• [Task item]
Looking at the listing below, how many lines include "select"? Answer with the number only.

═══

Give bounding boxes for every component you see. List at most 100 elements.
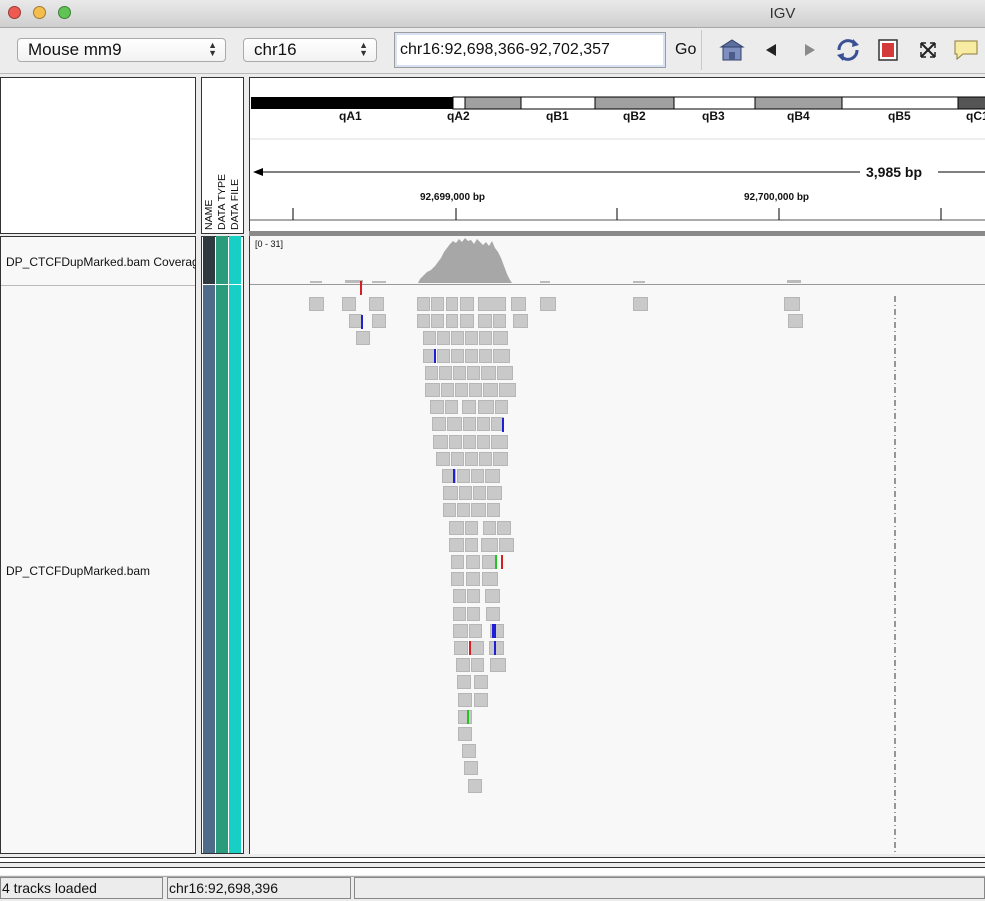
resize-to-window-icon[interactable] [914, 36, 942, 64]
read[interactable] [458, 693, 472, 707]
forward-icon[interactable] [796, 36, 824, 64]
read[interactable] [458, 727, 472, 741]
read[interactable] [485, 589, 500, 603]
read[interactable] [443, 503, 456, 517]
read[interactable] [633, 297, 648, 311]
read[interactable] [425, 383, 440, 397]
read[interactable] [465, 452, 478, 466]
read[interactable] [417, 314, 430, 328]
ruler-panel[interactable]: qA1 qA2 qB1 qB2 qB3 qB4 qB5 qC1 3,985 bp… [249, 77, 985, 234]
read[interactable] [453, 589, 466, 603]
coverage-file-attr[interactable] [229, 236, 241, 284]
region-navigator-icon[interactable] [874, 36, 902, 64]
read[interactable] [309, 297, 324, 311]
read[interactable] [511, 297, 526, 311]
read[interactable] [493, 349, 510, 363]
read[interactable] [457, 503, 470, 517]
read[interactable] [490, 658, 506, 672]
read[interactable] [491, 435, 508, 449]
read[interactable] [342, 297, 356, 311]
read[interactable] [454, 641, 468, 655]
read[interactable] [469, 624, 482, 638]
read[interactable] [499, 538, 514, 552]
read[interactable] [462, 744, 476, 758]
coverage-track-name[interactable]: DP_CTCFDupMarked.bam Coverage [6, 255, 196, 269]
read[interactable] [449, 521, 464, 535]
go-button[interactable]: Go [675, 41, 696, 59]
read[interactable] [425, 366, 438, 380]
read[interactable] [468, 779, 482, 793]
read[interactable] [477, 417, 490, 431]
read[interactable] [457, 469, 470, 483]
read[interactable] [446, 297, 458, 311]
read[interactable] [356, 331, 370, 345]
read[interactable] [478, 314, 492, 328]
read[interactable] [445, 400, 458, 414]
read[interactable] [463, 417, 476, 431]
read[interactable] [477, 435, 490, 449]
read[interactable] [465, 331, 478, 345]
read[interactable] [482, 555, 496, 569]
alignment-track-name[interactable]: DP_CTCFDupMarked.bam [6, 564, 150, 578]
popup-info-icon[interactable] [952, 36, 980, 64]
read[interactable] [474, 675, 488, 689]
read[interactable] [788, 314, 803, 328]
attr-header-data-file[interactable]: DATA FILE [229, 160, 241, 230]
read[interactable] [437, 349, 450, 363]
read[interactable] [465, 521, 478, 535]
read[interactable] [487, 486, 502, 500]
read[interactable] [443, 486, 458, 500]
read[interactable] [465, 538, 478, 552]
ideogram-svg[interactable] [250, 78, 985, 235]
read[interactable] [451, 452, 464, 466]
read[interactable] [449, 538, 464, 552]
read[interactable] [462, 400, 476, 414]
read[interactable] [456, 658, 470, 672]
read[interactable] [431, 314, 444, 328]
read[interactable] [437, 331, 450, 345]
read[interactable] [473, 486, 486, 500]
read[interactable] [451, 349, 464, 363]
read[interactable] [499, 383, 516, 397]
read[interactable] [433, 435, 448, 449]
read[interactable] [478, 400, 494, 414]
read[interactable] [451, 331, 464, 345]
read[interactable] [451, 555, 464, 569]
read[interactable] [459, 486, 472, 500]
read[interactable] [469, 383, 482, 397]
read[interactable] [467, 607, 480, 621]
coverage-type-attr[interactable] [216, 236, 228, 284]
read[interactable] [479, 331, 492, 345]
read[interactable] [447, 417, 462, 431]
read[interactable] [469, 641, 484, 655]
read[interactable] [441, 383, 454, 397]
read[interactable] [478, 297, 506, 311]
locus-input[interactable]: chr16:92,698,366-92,702,357 [394, 32, 666, 68]
read[interactable] [460, 314, 474, 328]
read[interactable] [369, 297, 384, 311]
read[interactable] [467, 366, 480, 380]
read[interactable] [439, 366, 452, 380]
back-icon[interactable] [757, 36, 785, 64]
read[interactable] [474, 693, 488, 707]
read[interactable] [497, 521, 511, 535]
read[interactable] [457, 675, 471, 689]
read[interactable] [417, 297, 430, 311]
coverage-track[interactable] [250, 236, 985, 286]
genome-select[interactable]: Mouse mm9 ▲ ▼ [17, 38, 226, 62]
coverage-name-attr[interactable] [203, 236, 215, 284]
read[interactable] [460, 297, 474, 311]
read[interactable] [471, 503, 486, 517]
read[interactable] [486, 607, 500, 621]
read[interactable] [432, 417, 446, 431]
read[interactable] [479, 452, 492, 466]
read[interactable] [465, 349, 478, 363]
read[interactable] [449, 435, 462, 449]
read[interactable] [487, 503, 500, 517]
read[interactable] [455, 383, 468, 397]
read[interactable] [481, 366, 496, 380]
chromosome-select[interactable]: chr16 ▲ ▼ [243, 38, 377, 62]
read[interactable] [493, 452, 508, 466]
refresh-icon[interactable] [834, 36, 862, 64]
read[interactable] [463, 435, 476, 449]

═══

• [Written answer]
2